- STATED EXERCISE: Only the lines from the one containing "Convert this screenshot" through the end of the records should be retyped, exactly and including both ends; pictures stay out.

- MATERIAL FOR THIS EXERCISE:
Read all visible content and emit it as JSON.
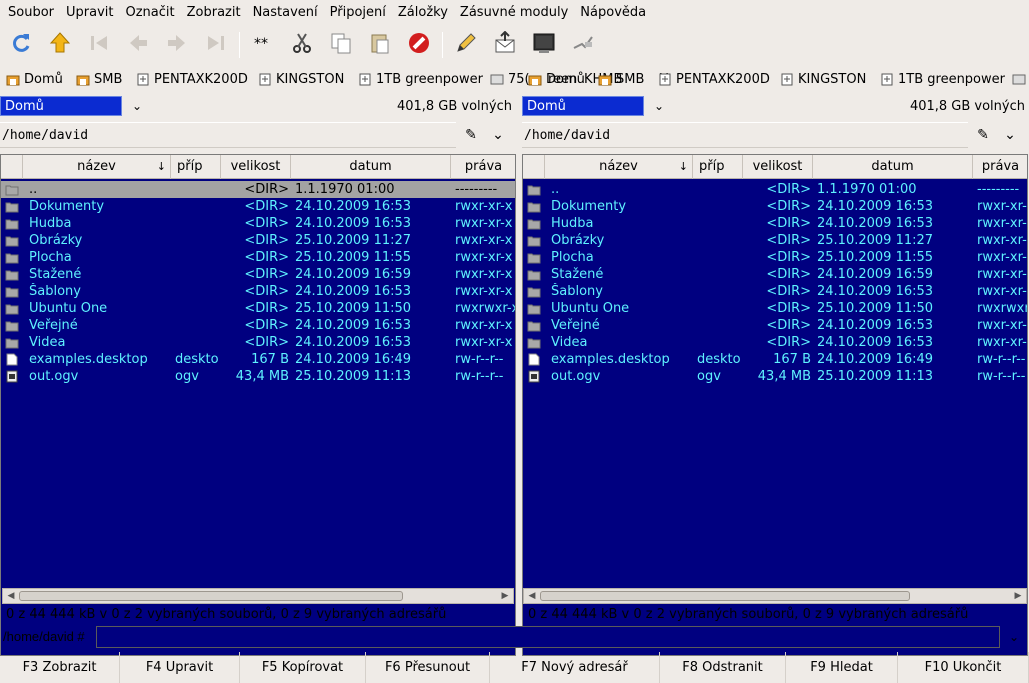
{
  "menu": [
    "Soubor",
    "Upravit",
    "Označit",
    "Zobrazit",
    "Nastavení",
    "Připojení",
    "Záložky",
    "Zásuvné moduly",
    "Nápověda"
  ],
  "toolbar": [
    {
      "icon": "refresh-icon",
      "enabled": true
    },
    {
      "icon": "home-up-icon",
      "enabled": true
    },
    {
      "icon": "first-icon",
      "enabled": false
    },
    {
      "icon": "back-icon",
      "enabled": false
    },
    {
      "icon": "forward-icon",
      "enabled": false
    },
    {
      "icon": "last-icon",
      "enabled": false
    },
    {
      "icon": "select-all-icon",
      "enabled": true
    },
    {
      "icon": "cut-icon",
      "enabled": true
    },
    {
      "icon": "copy-icon",
      "enabled": true
    },
    {
      "icon": "paste-icon",
      "enabled": true
    },
    {
      "icon": "stop-icon",
      "enabled": true
    },
    {
      "icon": "edit-icon",
      "enabled": true
    },
    {
      "icon": "mail-icon",
      "enabled": true
    },
    {
      "icon": "terminal-icon",
      "enabled": true
    },
    {
      "icon": "connect-icon",
      "enabled": true
    }
  ],
  "bookmarks_left": [
    "Domů",
    "SMB",
    "PENTAXK200D",
    "KINGSTON",
    "1TB greenpower",
    "75("
  ],
  "bookmarks_right": [
    "Domů",
    "SMB",
    "PENTAXK200D",
    "KINGSTON",
    "1TB greenpower"
  ],
  "bookmarks_overlap": [
    "reen",
    "KHMB",
    "Y"
  ],
  "columns": [
    "název",
    "příp",
    "velikost",
    "datum",
    "práva"
  ],
  "sort_indicator": "↓",
  "left": {
    "drive": "Domů",
    "free": "401,8 GB volných",
    "path": "/home/david",
    "status": "0  z 44 444  kB v 0 z 2 vybraných souborů, 0 z 9 vybraných adresářů"
  },
  "right": {
    "drive": "Domů",
    "free": "401,8 GB volných",
    "path": "/home/david",
    "status": "0  z 44 444  kB v 0 z 2 vybraných souborů, 0 z 9 vybraných adresářů"
  },
  "files": [
    {
      "name": "..",
      "ext": "",
      "size": "<DIR>",
      "date": "1.1.1970 01:00",
      "perm": "---------",
      "type": "dir"
    },
    {
      "name": "Dokumenty",
      "ext": "",
      "size": "<DIR>",
      "date": "24.10.2009 16:53",
      "perm": "rwxr-xr-x",
      "type": "dir"
    },
    {
      "name": "Hudba",
      "ext": "",
      "size": "<DIR>",
      "date": "24.10.2009 16:53",
      "perm": "rwxr-xr-x",
      "type": "dir"
    },
    {
      "name": "Obrázky",
      "ext": "",
      "size": "<DIR>",
      "date": "25.10.2009 11:27",
      "perm": "rwxr-xr-x",
      "type": "dir"
    },
    {
      "name": "Plocha",
      "ext": "",
      "size": "<DIR>",
      "date": "25.10.2009 11:55",
      "perm": "rwxr-xr-x",
      "type": "dir"
    },
    {
      "name": "Stažené",
      "ext": "",
      "size": "<DIR>",
      "date": "24.10.2009 16:59",
      "perm": "rwxr-xr-x",
      "type": "dir"
    },
    {
      "name": "Šablony",
      "ext": "",
      "size": "<DIR>",
      "date": "24.10.2009 16:53",
      "perm": "rwxr-xr-x",
      "type": "dir"
    },
    {
      "name": "Ubuntu One",
      "ext": "",
      "size": "<DIR>",
      "date": "25.10.2009 11:50",
      "perm": "rwxrwxr-x",
      "type": "dir"
    },
    {
      "name": "Veřejné",
      "ext": "",
      "size": "<DIR>",
      "date": "24.10.2009 16:53",
      "perm": "rwxr-xr-x",
      "type": "dir"
    },
    {
      "name": "Videa",
      "ext": "",
      "size": "<DIR>",
      "date": "24.10.2009 16:53",
      "perm": "rwxr-xr-x",
      "type": "dir"
    },
    {
      "name": "examples.desktop",
      "ext": "desktop",
      "size": "167 B",
      "date": "24.10.2009 16:49",
      "perm": "rw-r--r--",
      "type": "file"
    },
    {
      "name": "out.ogv",
      "ext": "ogv",
      "size": "43,4 MB",
      "date": "25.10.2009 11:13",
      "perm": "rw-r--r--",
      "type": "media"
    }
  ],
  "cmd": {
    "label": "/home/david #",
    "value": ""
  },
  "fkeys": [
    "F3 Zobrazit",
    "F4 Upravit",
    "F5 Kopírovat",
    "F6 Přesunout",
    "F7 Nový adresář",
    "F8 Odstranit",
    "F9 Hledat",
    "F10 Ukončit"
  ],
  "colors": {
    "panel_bg": "#000080",
    "file_text": "#5ff2ff",
    "selected_row": "#a3a3a3",
    "drive_select": "#0b2bd1"
  }
}
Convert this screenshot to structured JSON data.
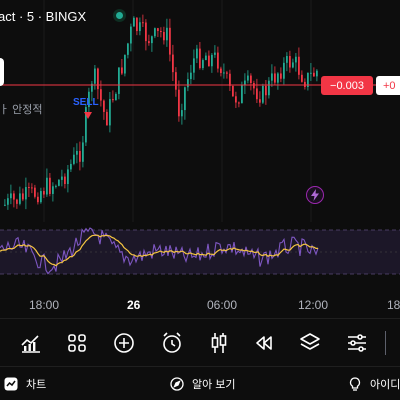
{
  "chart_data": {
    "type": "candlestick",
    "symbol_title": "act · 5 · BINGX",
    "stability_text": "ㅏ 안정적",
    "signal_label": "SELL",
    "price_tag": "−0.003",
    "price_tag_secondary": "+0",
    "time_axis": [
      "18:00",
      "26",
      "06:00",
      "12:00",
      "18"
    ],
    "candle_colors": {
      "up": "#22ab94",
      "down": "#f23645"
    },
    "oscillator": {
      "line_color": "#7e57c2",
      "signal_color": "#f5c542",
      "band_color": "#2a2140"
    }
  },
  "toolbar": {
    "icons": [
      "chart-bars-icon",
      "grid-icon",
      "plus-circle-icon",
      "alarm-clock-icon",
      "candles-icon",
      "rewind-icon",
      "layers-icon",
      "sliders-icon"
    ]
  },
  "bottom_nav": {
    "chart_label": "차트",
    "explore_label": "알아 보기",
    "ideas_label": "아이디"
  },
  "colors": {
    "background": "#0d0d0d",
    "accent_blue": "#2962ff",
    "sell_red": "#f23645",
    "buy_green": "#22ab94"
  }
}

- TASK RESULT:
Convert this screenshot to structured JSON data.
{
  "chart_data": {
    "type": "candlestick",
    "symbol_title": "act · 5 · BINGX",
    "stability_text": "ㅏ 안정적",
    "signal_label": "SELL",
    "price_tag": "−0.003",
    "price_tag_secondary": "+0",
    "time_axis": [
      "18:00",
      "26",
      "06:00",
      "12:00",
      "18"
    ],
    "candle_colors": {
      "up": "#22ab94",
      "down": "#f23645"
    },
    "oscillator": {
      "line_color": "#7e57c2",
      "signal_color": "#f5c542",
      "band_color": "#2a2140"
    }
  },
  "toolbar": {
    "icons": [
      "chart-bars-icon",
      "grid-icon",
      "plus-circle-icon",
      "alarm-clock-icon",
      "candles-icon",
      "rewind-icon",
      "layers-icon",
      "sliders-icon"
    ]
  },
  "bottom_nav": {
    "chart_label": "차트",
    "explore_label": "알아 보기",
    "ideas_label": "아이디"
  },
  "colors": {
    "background": "#0d0d0d",
    "accent_blue": "#2962ff",
    "sell_red": "#f23645",
    "buy_green": "#22ab94"
  }
}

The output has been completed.